| WHAT YOU WILL DO |
Filter the records below down to lines containing "this".

* BEGIN *

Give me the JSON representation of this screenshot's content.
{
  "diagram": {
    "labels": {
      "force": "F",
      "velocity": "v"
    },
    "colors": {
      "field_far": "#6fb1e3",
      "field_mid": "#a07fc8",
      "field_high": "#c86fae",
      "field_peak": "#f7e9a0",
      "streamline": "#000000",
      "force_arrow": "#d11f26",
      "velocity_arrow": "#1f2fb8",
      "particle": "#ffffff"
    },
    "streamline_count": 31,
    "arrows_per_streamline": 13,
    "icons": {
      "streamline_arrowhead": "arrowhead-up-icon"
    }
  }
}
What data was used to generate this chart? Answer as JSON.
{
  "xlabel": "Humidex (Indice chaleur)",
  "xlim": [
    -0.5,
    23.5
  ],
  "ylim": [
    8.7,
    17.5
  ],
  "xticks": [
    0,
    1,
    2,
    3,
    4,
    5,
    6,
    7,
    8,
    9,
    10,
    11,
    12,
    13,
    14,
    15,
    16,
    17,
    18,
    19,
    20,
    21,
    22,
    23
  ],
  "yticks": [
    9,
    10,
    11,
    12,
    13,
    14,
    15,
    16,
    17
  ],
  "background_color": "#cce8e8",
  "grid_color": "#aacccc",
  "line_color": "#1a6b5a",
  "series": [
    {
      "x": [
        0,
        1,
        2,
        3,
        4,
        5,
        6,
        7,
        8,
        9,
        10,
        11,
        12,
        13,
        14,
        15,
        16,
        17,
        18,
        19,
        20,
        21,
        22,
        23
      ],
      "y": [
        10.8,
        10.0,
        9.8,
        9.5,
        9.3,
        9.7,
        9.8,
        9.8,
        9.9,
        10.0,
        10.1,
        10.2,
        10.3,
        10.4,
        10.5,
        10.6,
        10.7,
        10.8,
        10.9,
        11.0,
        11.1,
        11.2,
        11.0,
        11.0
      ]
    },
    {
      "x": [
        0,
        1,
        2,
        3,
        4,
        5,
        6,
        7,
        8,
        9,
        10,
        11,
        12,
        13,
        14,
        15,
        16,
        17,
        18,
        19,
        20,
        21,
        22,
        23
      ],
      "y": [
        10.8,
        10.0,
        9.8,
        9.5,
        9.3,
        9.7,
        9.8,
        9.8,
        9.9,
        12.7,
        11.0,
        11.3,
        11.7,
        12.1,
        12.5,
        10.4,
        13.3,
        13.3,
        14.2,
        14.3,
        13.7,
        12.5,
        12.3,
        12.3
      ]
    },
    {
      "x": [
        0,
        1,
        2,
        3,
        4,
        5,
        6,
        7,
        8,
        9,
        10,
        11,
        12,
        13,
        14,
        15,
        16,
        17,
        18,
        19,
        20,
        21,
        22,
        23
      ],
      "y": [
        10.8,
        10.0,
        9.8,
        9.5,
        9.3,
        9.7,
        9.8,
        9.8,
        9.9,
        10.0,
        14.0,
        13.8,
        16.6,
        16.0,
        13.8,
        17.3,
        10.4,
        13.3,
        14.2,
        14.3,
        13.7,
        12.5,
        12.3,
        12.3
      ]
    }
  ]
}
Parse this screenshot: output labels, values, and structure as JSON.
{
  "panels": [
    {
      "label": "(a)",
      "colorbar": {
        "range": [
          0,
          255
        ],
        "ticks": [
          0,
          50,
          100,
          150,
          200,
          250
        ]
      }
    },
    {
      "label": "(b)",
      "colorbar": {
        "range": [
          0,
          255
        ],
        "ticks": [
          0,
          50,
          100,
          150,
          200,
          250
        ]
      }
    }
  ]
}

* END *

| WRITTEN RESPONSE |
Give me the JSON representation of this screenshot's content.
What data was used to generate this chart? Answer as JSON.
Parse this screenshot: output labels, values, and structure as JSON.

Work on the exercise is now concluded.